Records supplied –
^^^^
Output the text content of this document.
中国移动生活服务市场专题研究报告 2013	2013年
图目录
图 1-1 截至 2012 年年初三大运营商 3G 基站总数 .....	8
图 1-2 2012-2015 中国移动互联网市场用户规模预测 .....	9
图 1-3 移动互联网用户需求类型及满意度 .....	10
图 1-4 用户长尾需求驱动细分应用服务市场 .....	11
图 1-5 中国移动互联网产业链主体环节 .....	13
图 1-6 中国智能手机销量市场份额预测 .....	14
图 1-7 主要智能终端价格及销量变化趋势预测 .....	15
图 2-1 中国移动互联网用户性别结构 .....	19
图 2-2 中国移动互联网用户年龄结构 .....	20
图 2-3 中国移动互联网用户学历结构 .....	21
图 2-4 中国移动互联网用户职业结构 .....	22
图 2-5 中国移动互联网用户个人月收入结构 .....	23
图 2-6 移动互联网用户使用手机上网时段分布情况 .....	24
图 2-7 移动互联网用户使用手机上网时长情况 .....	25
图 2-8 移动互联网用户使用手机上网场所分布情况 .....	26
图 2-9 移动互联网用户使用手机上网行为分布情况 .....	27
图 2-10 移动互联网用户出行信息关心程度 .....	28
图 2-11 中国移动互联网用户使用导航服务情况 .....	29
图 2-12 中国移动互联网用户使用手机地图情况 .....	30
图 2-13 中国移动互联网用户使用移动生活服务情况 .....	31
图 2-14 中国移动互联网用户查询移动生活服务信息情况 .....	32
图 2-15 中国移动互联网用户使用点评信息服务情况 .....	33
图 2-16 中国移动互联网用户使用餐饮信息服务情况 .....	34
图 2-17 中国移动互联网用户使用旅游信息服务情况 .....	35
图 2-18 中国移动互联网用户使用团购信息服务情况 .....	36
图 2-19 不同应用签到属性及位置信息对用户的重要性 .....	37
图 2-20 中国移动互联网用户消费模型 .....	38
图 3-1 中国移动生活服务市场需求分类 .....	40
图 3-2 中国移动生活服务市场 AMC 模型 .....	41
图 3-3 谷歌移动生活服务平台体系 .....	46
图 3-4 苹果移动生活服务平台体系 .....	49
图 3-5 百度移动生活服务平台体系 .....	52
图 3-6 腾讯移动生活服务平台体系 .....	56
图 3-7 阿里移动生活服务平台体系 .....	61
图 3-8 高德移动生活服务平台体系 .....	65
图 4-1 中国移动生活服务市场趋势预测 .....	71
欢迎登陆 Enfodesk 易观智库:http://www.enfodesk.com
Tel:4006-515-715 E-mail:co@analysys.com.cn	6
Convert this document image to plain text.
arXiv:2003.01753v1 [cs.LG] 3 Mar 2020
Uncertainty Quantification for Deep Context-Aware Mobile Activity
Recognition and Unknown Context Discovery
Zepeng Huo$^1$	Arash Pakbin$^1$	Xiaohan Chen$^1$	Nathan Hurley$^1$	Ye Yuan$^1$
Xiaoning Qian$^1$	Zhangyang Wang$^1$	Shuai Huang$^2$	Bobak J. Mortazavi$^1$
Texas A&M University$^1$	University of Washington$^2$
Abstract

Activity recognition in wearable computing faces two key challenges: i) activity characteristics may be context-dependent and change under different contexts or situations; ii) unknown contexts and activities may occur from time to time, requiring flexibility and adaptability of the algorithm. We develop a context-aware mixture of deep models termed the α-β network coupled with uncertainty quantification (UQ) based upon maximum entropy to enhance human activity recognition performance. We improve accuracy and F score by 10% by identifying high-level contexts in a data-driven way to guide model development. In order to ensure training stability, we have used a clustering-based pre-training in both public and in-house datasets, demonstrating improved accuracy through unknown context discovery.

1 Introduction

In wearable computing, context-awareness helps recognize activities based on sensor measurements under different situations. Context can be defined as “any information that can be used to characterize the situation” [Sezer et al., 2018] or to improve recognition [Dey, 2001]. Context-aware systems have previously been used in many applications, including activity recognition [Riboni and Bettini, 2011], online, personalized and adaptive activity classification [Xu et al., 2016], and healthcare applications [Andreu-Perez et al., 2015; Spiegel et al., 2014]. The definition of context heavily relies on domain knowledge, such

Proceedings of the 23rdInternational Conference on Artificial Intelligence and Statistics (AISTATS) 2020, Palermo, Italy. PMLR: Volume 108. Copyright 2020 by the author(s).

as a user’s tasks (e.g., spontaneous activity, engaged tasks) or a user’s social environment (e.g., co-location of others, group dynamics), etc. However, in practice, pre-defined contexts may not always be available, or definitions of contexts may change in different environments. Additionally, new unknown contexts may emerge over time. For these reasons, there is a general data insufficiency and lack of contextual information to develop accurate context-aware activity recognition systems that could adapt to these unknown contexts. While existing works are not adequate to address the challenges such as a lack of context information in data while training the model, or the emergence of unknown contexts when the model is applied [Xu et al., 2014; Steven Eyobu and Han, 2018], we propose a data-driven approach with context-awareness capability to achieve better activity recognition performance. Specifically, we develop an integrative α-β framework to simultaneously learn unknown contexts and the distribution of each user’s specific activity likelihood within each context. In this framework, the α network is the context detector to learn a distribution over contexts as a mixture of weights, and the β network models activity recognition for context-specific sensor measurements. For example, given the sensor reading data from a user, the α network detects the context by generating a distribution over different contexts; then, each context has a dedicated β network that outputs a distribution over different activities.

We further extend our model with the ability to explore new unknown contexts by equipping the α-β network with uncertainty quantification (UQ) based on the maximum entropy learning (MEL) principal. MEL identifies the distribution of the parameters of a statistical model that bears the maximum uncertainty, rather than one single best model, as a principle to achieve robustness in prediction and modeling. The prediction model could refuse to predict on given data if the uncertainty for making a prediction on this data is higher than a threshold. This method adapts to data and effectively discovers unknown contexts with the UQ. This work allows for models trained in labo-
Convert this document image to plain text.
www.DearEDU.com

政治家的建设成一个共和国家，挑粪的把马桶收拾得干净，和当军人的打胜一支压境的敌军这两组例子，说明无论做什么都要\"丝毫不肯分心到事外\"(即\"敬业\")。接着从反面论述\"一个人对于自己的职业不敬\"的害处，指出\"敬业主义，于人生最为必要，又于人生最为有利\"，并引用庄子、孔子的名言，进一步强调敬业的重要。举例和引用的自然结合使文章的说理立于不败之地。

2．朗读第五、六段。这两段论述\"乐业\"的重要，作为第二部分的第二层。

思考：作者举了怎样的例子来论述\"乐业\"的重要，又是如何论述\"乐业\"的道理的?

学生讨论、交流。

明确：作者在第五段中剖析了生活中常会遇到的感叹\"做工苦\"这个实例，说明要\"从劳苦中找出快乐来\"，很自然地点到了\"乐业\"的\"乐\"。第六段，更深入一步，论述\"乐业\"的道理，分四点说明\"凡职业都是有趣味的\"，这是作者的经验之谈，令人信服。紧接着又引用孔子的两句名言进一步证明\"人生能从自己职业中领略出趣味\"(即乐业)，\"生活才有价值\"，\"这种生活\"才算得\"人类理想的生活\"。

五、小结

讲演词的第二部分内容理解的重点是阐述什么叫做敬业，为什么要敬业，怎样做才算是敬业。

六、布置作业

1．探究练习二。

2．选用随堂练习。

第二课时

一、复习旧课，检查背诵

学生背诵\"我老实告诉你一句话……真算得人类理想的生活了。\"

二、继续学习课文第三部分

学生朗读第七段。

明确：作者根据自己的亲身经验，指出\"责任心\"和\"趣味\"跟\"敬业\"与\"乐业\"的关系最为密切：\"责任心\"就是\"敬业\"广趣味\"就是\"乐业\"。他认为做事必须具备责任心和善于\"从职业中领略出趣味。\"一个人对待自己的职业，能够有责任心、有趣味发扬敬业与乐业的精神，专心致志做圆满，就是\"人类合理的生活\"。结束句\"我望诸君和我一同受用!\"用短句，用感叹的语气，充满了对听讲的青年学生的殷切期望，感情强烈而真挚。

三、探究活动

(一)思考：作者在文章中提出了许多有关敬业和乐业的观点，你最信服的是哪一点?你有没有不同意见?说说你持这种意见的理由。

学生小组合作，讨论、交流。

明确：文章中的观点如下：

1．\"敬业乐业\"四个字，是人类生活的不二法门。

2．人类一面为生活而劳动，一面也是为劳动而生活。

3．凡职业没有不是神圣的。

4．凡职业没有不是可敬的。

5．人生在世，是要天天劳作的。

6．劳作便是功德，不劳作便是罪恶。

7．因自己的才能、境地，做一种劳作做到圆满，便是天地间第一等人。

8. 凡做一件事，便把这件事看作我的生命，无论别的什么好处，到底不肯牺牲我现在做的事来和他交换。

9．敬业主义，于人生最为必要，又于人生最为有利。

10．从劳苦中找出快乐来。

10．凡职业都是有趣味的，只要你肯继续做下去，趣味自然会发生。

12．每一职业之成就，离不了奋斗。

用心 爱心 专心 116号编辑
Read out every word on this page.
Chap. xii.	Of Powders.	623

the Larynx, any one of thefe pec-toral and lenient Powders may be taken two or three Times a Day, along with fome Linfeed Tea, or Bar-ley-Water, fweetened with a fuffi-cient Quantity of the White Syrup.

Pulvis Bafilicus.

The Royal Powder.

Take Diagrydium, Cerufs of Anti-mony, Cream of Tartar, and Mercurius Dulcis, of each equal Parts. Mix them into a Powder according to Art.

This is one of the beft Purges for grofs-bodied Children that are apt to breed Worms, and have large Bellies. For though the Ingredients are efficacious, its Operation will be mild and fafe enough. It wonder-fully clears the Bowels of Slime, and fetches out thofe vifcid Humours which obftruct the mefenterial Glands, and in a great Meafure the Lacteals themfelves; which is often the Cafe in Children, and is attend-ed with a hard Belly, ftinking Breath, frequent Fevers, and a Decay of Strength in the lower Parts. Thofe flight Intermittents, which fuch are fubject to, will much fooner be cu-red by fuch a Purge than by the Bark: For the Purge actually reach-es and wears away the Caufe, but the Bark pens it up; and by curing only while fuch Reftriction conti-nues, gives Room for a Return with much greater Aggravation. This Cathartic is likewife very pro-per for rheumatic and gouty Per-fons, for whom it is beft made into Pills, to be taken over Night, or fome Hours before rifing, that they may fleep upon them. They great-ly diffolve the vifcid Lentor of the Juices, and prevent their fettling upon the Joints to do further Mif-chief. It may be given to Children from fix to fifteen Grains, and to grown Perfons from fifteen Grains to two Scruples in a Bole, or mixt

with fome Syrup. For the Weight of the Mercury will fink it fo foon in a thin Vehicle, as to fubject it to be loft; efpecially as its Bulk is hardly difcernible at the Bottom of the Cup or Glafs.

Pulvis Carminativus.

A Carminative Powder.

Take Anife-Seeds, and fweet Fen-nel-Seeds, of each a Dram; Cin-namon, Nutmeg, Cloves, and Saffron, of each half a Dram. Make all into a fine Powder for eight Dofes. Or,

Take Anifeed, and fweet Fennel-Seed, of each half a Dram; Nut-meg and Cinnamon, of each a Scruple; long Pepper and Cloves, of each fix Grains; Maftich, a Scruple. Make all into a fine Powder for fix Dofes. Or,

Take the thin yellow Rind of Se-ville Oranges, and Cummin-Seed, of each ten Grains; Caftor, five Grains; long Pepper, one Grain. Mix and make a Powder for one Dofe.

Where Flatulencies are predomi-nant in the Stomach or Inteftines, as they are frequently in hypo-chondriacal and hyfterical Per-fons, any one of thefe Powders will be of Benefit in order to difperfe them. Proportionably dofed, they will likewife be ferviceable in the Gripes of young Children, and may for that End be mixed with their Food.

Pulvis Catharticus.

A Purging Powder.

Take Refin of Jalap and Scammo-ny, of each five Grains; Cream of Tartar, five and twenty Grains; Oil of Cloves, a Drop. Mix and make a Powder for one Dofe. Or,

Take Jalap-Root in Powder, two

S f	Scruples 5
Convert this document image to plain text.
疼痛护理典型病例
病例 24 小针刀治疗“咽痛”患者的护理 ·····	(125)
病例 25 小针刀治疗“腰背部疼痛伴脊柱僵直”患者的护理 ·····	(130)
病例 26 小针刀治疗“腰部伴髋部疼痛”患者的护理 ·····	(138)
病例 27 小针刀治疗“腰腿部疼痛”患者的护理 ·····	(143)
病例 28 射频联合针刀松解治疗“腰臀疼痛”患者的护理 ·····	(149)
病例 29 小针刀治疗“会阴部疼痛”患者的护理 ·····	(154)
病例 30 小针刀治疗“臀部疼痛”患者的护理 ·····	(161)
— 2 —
^^^^
Return all lines containing the word "Cream".

Solution to this task –
Take Diagrydium, Cerufs of Anti-mony, Cream of Tartar, and Mercurius Dulcis, of each equal Parts. Mix them into a Powder according to Art.
Take Refin of Jalap and Scammo-ny, of each five Grains; Cream of Tartar, five and twenty Grains; Oil of Cloves, a Drop. Mix and make a Powder for one Dofe. Or,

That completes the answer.